#### [THE DATA]
• • •

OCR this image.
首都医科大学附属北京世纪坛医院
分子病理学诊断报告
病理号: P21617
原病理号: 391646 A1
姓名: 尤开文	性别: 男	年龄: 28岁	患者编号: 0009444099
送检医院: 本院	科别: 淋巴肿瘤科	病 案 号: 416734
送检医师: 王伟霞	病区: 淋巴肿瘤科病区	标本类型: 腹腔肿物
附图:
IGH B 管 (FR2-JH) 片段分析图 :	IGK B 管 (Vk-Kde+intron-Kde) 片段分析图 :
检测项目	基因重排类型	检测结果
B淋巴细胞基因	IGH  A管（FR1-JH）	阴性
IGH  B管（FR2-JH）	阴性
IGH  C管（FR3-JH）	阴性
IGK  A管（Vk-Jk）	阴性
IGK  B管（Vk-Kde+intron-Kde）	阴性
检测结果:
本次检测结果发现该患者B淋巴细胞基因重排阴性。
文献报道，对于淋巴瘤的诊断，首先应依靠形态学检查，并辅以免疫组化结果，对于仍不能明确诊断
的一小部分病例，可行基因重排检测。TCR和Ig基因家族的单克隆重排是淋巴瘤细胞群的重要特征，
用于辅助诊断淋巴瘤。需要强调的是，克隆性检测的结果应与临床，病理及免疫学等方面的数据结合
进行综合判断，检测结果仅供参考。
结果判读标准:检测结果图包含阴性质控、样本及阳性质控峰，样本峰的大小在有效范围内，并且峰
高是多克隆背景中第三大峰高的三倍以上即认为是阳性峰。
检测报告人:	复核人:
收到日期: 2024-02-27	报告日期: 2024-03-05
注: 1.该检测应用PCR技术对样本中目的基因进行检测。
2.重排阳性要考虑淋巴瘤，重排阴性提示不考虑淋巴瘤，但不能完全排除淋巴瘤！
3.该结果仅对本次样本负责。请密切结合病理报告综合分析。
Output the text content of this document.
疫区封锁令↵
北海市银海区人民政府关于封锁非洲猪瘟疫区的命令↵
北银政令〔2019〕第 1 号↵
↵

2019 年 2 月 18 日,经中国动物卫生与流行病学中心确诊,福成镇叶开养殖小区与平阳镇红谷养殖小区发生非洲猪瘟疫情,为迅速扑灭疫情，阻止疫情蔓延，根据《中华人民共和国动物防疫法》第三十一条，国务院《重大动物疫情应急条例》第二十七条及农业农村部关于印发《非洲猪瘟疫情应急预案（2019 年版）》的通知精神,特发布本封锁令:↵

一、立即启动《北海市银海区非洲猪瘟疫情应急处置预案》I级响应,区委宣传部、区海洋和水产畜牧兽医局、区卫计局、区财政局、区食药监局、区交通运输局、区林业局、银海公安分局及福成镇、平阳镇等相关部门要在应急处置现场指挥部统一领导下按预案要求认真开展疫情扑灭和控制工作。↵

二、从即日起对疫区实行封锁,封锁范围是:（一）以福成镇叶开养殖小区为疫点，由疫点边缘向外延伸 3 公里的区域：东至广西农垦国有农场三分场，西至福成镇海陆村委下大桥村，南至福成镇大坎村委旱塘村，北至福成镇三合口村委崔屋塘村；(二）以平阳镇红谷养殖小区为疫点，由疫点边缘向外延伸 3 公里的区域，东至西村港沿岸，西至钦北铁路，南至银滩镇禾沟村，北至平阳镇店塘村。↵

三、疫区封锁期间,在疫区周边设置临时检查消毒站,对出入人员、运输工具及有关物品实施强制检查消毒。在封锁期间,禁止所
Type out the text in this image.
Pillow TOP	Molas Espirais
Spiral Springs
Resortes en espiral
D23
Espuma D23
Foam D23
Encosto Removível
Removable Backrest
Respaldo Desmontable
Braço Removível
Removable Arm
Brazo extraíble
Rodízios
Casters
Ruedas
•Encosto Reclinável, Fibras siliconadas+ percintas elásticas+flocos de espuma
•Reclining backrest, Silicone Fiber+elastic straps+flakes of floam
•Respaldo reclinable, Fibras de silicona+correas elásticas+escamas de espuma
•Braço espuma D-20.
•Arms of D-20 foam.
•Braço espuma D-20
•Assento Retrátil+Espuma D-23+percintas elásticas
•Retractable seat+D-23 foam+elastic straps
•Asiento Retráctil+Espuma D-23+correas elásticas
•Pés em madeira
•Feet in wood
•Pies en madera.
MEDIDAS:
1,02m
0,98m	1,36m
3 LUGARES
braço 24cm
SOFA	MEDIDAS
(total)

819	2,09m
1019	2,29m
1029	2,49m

• • •

#### [YOUR GOAL]
Scan the entries above. Copy each line that has the string "elastic".

#### [EXERCISE RESULT]
•Reclining backrest, Silicone Fiber+elastic straps+flakes of floam
•Retractable seat+D-23 foam+elastic straps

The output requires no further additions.